== Task objective ==
Please write out the material that follows, exactly as it stands.

* START Given data *

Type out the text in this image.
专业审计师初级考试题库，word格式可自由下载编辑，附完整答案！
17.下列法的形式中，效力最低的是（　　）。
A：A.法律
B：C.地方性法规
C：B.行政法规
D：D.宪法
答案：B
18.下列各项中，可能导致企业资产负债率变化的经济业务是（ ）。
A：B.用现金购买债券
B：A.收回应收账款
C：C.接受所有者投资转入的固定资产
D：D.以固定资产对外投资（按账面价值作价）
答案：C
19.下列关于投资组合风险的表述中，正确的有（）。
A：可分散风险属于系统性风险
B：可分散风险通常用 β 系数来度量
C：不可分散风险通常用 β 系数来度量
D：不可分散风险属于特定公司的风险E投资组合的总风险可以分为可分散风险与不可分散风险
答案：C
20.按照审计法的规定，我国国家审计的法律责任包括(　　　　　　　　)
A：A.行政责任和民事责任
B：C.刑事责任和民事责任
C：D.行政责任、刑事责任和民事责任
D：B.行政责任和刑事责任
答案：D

* END Given data *

== The answer ==
Type out the text in this image.
专业审计师初级考试题库，word格式可自由下载编辑，附完整答案！
17.下列法的形式中，效力最低的是（　　）。
A：A.法律
B：C.地方性法规
C：B.行政法规
D：D.宪法
答案：B
18.下列各项中，可能导致企业资产负债率变化的经济业务是（ ）。
A：B.用现金购买债券
B：A.收回应收账款
C：C.接受所有者投资转入的固定资产
D：D.以固定资产对外投资（按账面价值作价）
答案：C
19.下列关于投资组合风险的表述中，正确的有（）。
A：可分散风险属于系统性风险
B：可分散风险通常用 β 系数来度量
C：不可分散风险通常用 β 系数来度量
D：不可分散风险属于特定公司的风险E投资组合的总风险可以分为可分散风险与不可分散风险
答案：C
20.按照审计法的规定，我国国家审计的法律责任包括(　　　　　　　　)
A：A.行政责任和民事责任
B：C.刑事责任和民事责任
C：D.行政责任、刑事责任和民事责任
D：B.行政责任和刑事责任
答案：D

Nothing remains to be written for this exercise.